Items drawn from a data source
════

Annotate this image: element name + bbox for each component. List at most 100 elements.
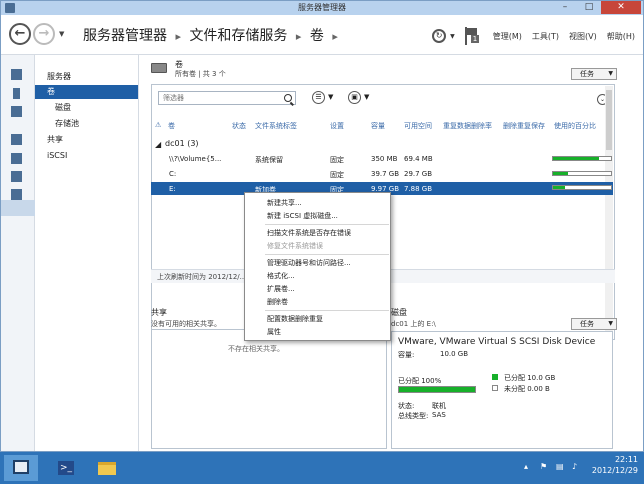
view-options-dropdown-icon[interactable]: ▼ [328, 93, 333, 101]
search-icon[interactable] [284, 94, 292, 102]
volume-name[interactable]: \\?\Volume{5... [169, 155, 221, 163]
sidebar-item-disks[interactable]: 磁盘 [35, 101, 138, 115]
volume-name[interactable]: E: [169, 185, 176, 193]
sidebar-item-storage-pools[interactable]: 存储池 [35, 117, 138, 131]
maximize-button[interactable]: □ [577, 1, 601, 14]
breadcrumb-item[interactable]: 卷 [310, 28, 324, 44]
column-header-capacity[interactable]: 容量 [371, 121, 385, 133]
menu-separator [265, 224, 389, 225]
disk-bus-label: 总线类型: [398, 412, 429, 420]
file-storage-icon[interactable] [11, 189, 22, 200]
menu-item-repair-fs[interactable]: 修复文件系统错误 [267, 241, 323, 251]
menu-separator [265, 254, 389, 255]
usage-bar [552, 171, 612, 176]
save-query-dropdown-icon[interactable]: ▼ [364, 93, 369, 101]
column-header-percent-used[interactable]: 使用的百分比 [554, 121, 596, 133]
column-header-dedup-rate[interactable]: 重复数据删除率 [443, 121, 492, 133]
disk-allocation-bar [398, 386, 476, 393]
disk-allocation-fill [399, 387, 475, 392]
warning-column-icon[interactable]: ⚠ [155, 121, 161, 133]
group-expand-icon[interactable]: ◢ [155, 140, 161, 149]
column-header-status[interactable]: 状态 [232, 121, 246, 133]
volume-capacity: 39.7 GB [371, 170, 400, 178]
shares-subtitle: 没有可用的相关共享。 [151, 320, 221, 328]
file-storage-active-icon[interactable] [1, 200, 35, 216]
menu-item-delete[interactable]: 删除卷 [267, 297, 288, 307]
menu-item-extend[interactable]: 扩展卷... [267, 284, 295, 294]
tray-arrow-icon[interactable]: ▴ [524, 462, 534, 472]
server-manager-taskbar-icon[interactable] [4, 455, 38, 481]
volumes-subtitle: 所有卷 | 共 3 个 [175, 70, 226, 78]
notifications-flag-icon[interactable]: 1 [464, 27, 480, 45]
dashboard-icon[interactable] [11, 69, 22, 80]
ad-ds-icon[interactable] [11, 134, 22, 145]
group-header[interactable]: dc01 (3) [165, 139, 199, 148]
header: ← → ▼ 服务器管理器 ▸ 文件和存储服务 ▸ 卷 ▸ ↻ ▼ 1 管理(M)… [1, 15, 643, 55]
disk-name: VMware, VMware Virtual S SCSI Disk Devic… [398, 337, 596, 347]
menu-item-new-iscsi-disk[interactable]: 新建 iSCSI 虚拟磁盘... [267, 211, 338, 221]
menu-item-scan-fs[interactable]: 扫描文件系统是否存在错误 [267, 228, 351, 238]
usage-bar [552, 185, 612, 190]
close-button[interactable]: ✕ [601, 1, 641, 14]
menu-tools[interactable]: 工具(T) [532, 31, 559, 42]
iis-icon[interactable] [11, 171, 22, 182]
column-header-dedup-savings[interactable]: 删除重复保存 [503, 121, 545, 133]
column-header-fs-label[interactable]: 文件系统标签 [255, 121, 297, 133]
network-icon[interactable]: ▤ [556, 462, 566, 472]
refresh-icon[interactable]: ↻ [432, 29, 447, 43]
column-header-free-space[interactable]: 可用空间 [404, 121, 432, 133]
shares-panel: 不存在相关共享。 [151, 329, 387, 449]
breadcrumb-item[interactable]: 文件和存储服务 [189, 28, 287, 44]
column-header-setting[interactable]: 设置 [330, 121, 344, 133]
filter-input[interactable]: 筛选器 [158, 91, 296, 105]
menu-item-new-share[interactable]: 新建共享... [267, 198, 302, 208]
forward-button[interactable]: → [33, 23, 55, 45]
menu-item-configure-dedup[interactable]: 配置数据删除重复 [267, 314, 323, 324]
sidebar-item-iscsi[interactable]: iSCSI [35, 149, 138, 163]
breadcrumb-separator-icon: ▸ [175, 30, 181, 43]
title-bar[interactable]: 服务器管理器 – □ ✕ [1, 1, 643, 15]
volume-section-icon [151, 63, 167, 73]
view-options-icon[interactable]: ☰ [312, 91, 325, 104]
allocated-legend-swatch [492, 374, 498, 380]
clock[interactable]: 22:11 2012/12/29 [592, 454, 638, 476]
vertical-scrollbar[interactable] [605, 86, 613, 336]
breadcrumb-separator-icon: ▸ [295, 30, 302, 43]
volumes-tasks-dropdown[interactable]: 任务 [571, 68, 617, 80]
volume-icon[interactable]: ♪ [572, 462, 582, 472]
sidebar: 服务器 卷 磁盘 存储池 共享 iSCSI [35, 55, 139, 451]
sidebar-item-volumes[interactable]: 卷 [35, 85, 138, 99]
breadcrumb: 服务器管理器 ▸ 文件和存储服务 ▸ 卷 ▸ [83, 25, 342, 45]
sidebar-item-shares[interactable]: 共享 [35, 133, 138, 147]
volume-setting: 固定 [330, 156, 344, 164]
shares-empty-text: 不存在相关共享。 [228, 345, 284, 353]
usage-bar-fill [553, 186, 566, 189]
tray-flag-icon[interactable]: ⚑ [540, 462, 550, 472]
history-dropdown-icon[interactable]: ▼ [59, 30, 64, 38]
column-header-volume[interactable]: 卷 [168, 121, 175, 133]
minimize-button[interactable]: – [553, 1, 577, 14]
disk-title: 磁盘 [391, 308, 407, 317]
menu-item-properties[interactable]: 属性 [267, 327, 281, 337]
disk-tasks-dropdown[interactable]: 任务 [571, 318, 617, 330]
context-menu: 新建共享... 新建 iSCSI 虚拟磁盘... 扫描文件系统是否存在错误 修复… [244, 192, 391, 341]
menu-view[interactable]: 视图(V) [569, 31, 597, 42]
disk-bus-value: SAS [432, 411, 446, 419]
menu-item-manage-drive-letter[interactable]: 管理驱动器号和访问路径... [267, 258, 351, 268]
menu-item-format[interactable]: 格式化... [267, 271, 295, 281]
server-manager-window: 服务器管理器 – □ ✕ ← → ▼ 服务器管理器 ▸ 文件和存储服务 ▸ 卷 … [0, 0, 644, 452]
volume-name[interactable]: C: [169, 170, 176, 178]
back-button[interactable]: ← [9, 23, 31, 45]
menu-help[interactable]: 帮助(H) [607, 31, 635, 42]
breadcrumb-item[interactable]: 服务器管理器 [83, 28, 167, 44]
explorer-taskbar-icon[interactable] [90, 455, 124, 481]
menu-manage[interactable]: 管理(M) [493, 31, 522, 42]
sidebar-item-servers[interactable]: 服务器 [35, 70, 138, 84]
save-query-icon[interactable]: ▣ [348, 91, 361, 104]
disk-capacity-label: 容量: [398, 351, 415, 359]
local-server-icon[interactable] [13, 88, 20, 99]
dns-icon[interactable] [11, 153, 22, 164]
powershell-taskbar-icon[interactable]: >_ [48, 455, 82, 481]
refresh-dropdown-icon[interactable]: ▼ [450, 33, 455, 40]
all-servers-icon[interactable] [11, 106, 22, 117]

════

SET PROBLEM: Transcribe every line of the records above character for character, omitting the pictures.

CORRECT OUTPUT:
Annotate this image: element name + bbox for each component. List at most 100 elements.
view-options-dropdown-icon[interactable]: ▼ [328, 93, 333, 101]
search-icon[interactable] [284, 94, 292, 102]
volume-name[interactable]: \\?\Volume{5... [169, 155, 221, 163]
sidebar-item-disks[interactable]: 磁盘 [35, 101, 138, 115]
volume-name[interactable]: E: [169, 185, 176, 193]
sidebar-item-storage-pools[interactable]: 存储池 [35, 117, 138, 131]
maximize-button[interactable]: □ [577, 1, 601, 14]
breadcrumb-item[interactable]: 卷 [310, 28, 324, 44]
column-header-capacity[interactable]: 容量 [371, 121, 385, 133]
menu-separator [265, 224, 389, 225]
disk-bus-label: 总线类型: [398, 412, 429, 420]
file-storage-icon[interactable] [11, 189, 22, 200]
menu-item-repair-fs[interactable]: 修复文件系统错误 [267, 241, 323, 251]
menu-separator [265, 254, 389, 255]
usage-bar [552, 171, 612, 176]
save-query-dropdown-icon[interactable]: ▼ [364, 93, 369, 101]
column-header-percent-used[interactable]: 使用的百分比 [554, 121, 596, 133]
column-header-dedup-rate[interactable]: 重复数据删除率 [443, 121, 492, 133]
disk-allocation-bar [398, 386, 476, 393]
disk-allocation-fill [399, 387, 475, 392]
warning-column-icon[interactable]: ⚠ [155, 121, 161, 133]
group-expand-icon[interactable]: ◢ [155, 140, 161, 149]
column-header-status[interactable]: 状态 [232, 121, 246, 133]
volume-capacity: 39.7 GB [371, 170, 400, 178]
shares-subtitle: 没有可用的相关共享。 [151, 320, 221, 328]
file-storage-active-icon[interactable] [1, 200, 35, 216]
menu-item-delete[interactable]: 删除卷 [267, 297, 288, 307]
menu-item-extend[interactable]: 扩展卷... [267, 284, 295, 294]
tray-arrow-icon[interactable]: ▴ [524, 462, 534, 472]
server-manager-taskbar-icon[interactable] [4, 455, 38, 481]
volumes-subtitle: 所有卷 | 共 3 个 [175, 70, 226, 78]
notifications-flag-icon[interactable]: 1 [464, 27, 480, 45]
dashboard-icon[interactable] [11, 69, 22, 80]
ad-ds-icon[interactable] [11, 134, 22, 145]
group-header[interactable]: dc01 (3) [165, 139, 199, 148]
header: ← → ▼ 服务器管理器 ▸ 文件和存储服务 ▸ 卷 ▸ ↻ ▼ 1 管理(M)… [1, 15, 643, 55]
disk-name: VMware, VMware Virtual S SCSI Disk Devic… [398, 337, 596, 347]
menu-item-new-iscsi-disk[interactable]: 新建 iSCSI 虚拟磁盘... [267, 211, 338, 221]
menu-item-scan-fs[interactable]: 扫描文件系统是否存在错误 [267, 228, 351, 238]
usage-bar [552, 185, 612, 190]
close-button[interactable]: ✕ [601, 1, 641, 14]
menu-tools[interactable]: 工具(T) [532, 31, 559, 42]
iis-icon[interactable] [11, 171, 22, 182]
column-header-dedup-savings[interactable]: 删除重复保存 [503, 121, 545, 133]
column-header-fs-label[interactable]: 文件系统标签 [255, 121, 297, 133]
network-icon[interactable]: ▤ [556, 462, 566, 472]
refresh-icon[interactable]: ↻ [432, 29, 447, 43]
column-header-free-space[interactable]: 可用空间 [404, 121, 432, 133]
shares-panel: 不存在相关共享。 [151, 329, 387, 449]
breadcrumb-item[interactable]: 文件和存储服务 [189, 28, 287, 44]
column-header-setting[interactable]: 设置 [330, 121, 344, 133]
filter-input[interactable]: 筛选器 [158, 91, 296, 105]
menu-item-new-share[interactable]: 新建共享... [267, 198, 302, 208]
forward-button[interactable]: → [33, 23, 55, 45]
menu-item-configure-dedup[interactable]: 配置数据删除重复 [267, 314, 323, 324]
sidebar-item-iscsi[interactable]: iSCSI [35, 149, 138, 163]
breadcrumb-separator-icon: ▸ [175, 30, 181, 43]
title-bar[interactable]: 服务器管理器 – □ ✕ [1, 1, 643, 15]
volume-section-icon [151, 63, 167, 73]
view-options-icon[interactable]: ☰ [312, 91, 325, 104]
allocated-legend-swatch [492, 374, 498, 380]
clock[interactable]: 22:11 2012/12/29 [592, 454, 638, 476]
vertical-scrollbar[interactable] [605, 86, 613, 336]
breadcrumb-separator-icon: ▸ [295, 30, 302, 43]
volumes-tasks-dropdown[interactable]: 任务 [571, 68, 617, 80]
volume-icon[interactable]: ♪ [572, 462, 582, 472]
sidebar: 服务器 卷 磁盘 存储池 共享 iSCSI [35, 55, 139, 451]
sidebar-item-volumes[interactable]: 卷 [35, 85, 138, 99]
breadcrumb: 服务器管理器 ▸ 文件和存储服务 ▸ 卷 ▸ [83, 25, 342, 45]
sidebar-item-shares[interactable]: 共享 [35, 133, 138, 147]
volume-setting: 固定 [330, 156, 344, 164]
shares-empty-text: 不存在相关共享。 [228, 345, 284, 353]
usage-bar-fill [553, 186, 566, 189]
tray-flag-icon[interactable]: ⚑ [540, 462, 550, 472]
history-dropdown-icon[interactable]: ▼ [59, 30, 64, 38]
column-header-volume[interactable]: 卷 [168, 121, 175, 133]
minimize-button[interactable]: – [553, 1, 577, 14]
disk-title: 磁盘 [391, 308, 407, 317]
menu-item-properties[interactable]: 属性 [267, 327, 281, 337]
disk-tasks-dropdown[interactable]: 任务 [571, 318, 617, 330]
context-menu: 新建共享... 新建 iSCSI 虚拟磁盘... 扫描文件系统是否存在错误 修复… [244, 192, 391, 341]
menu-view[interactable]: 视图(V) [569, 31, 597, 42]
disk-bus-value: SAS [432, 411, 446, 419]
menu-item-manage-drive-letter[interactable]: 管理驱动器号和访问路径... [267, 258, 351, 268]
menu-item-format[interactable]: 格式化... [267, 271, 295, 281]
server-manager-window: 服务器管理器 – □ ✕ ← → ▼ 服务器管理器 ▸ 文件和存储服务 ▸ 卷 … [0, 0, 644, 452]
volume-name[interactable]: C: [169, 170, 176, 178]
back-button[interactable]: ← [9, 23, 31, 45]
menu-help[interactable]: 帮助(H) [607, 31, 635, 42]
breadcrumb-item[interactable]: 服务器管理器 [83, 28, 167, 44]
explorer-taskbar-icon[interactable] [90, 455, 124, 481]
menu-manage[interactable]: 管理(M) [493, 31, 522, 42]
sidebar-item-servers[interactable]: 服务器 [35, 70, 138, 84]
save-query-icon[interactable]: ▣ [348, 91, 361, 104]
disk-capacity-label: 容量: [398, 351, 415, 359]
local-server-icon[interactable] [13, 88, 20, 99]
dns-icon[interactable] [11, 153, 22, 164]
powershell-taskbar-icon[interactable]: >_ [48, 455, 82, 481]
refresh-dropdown-icon[interactable]: ▼ [450, 33, 455, 40]
all-servers-icon[interactable] [11, 106, 22, 117]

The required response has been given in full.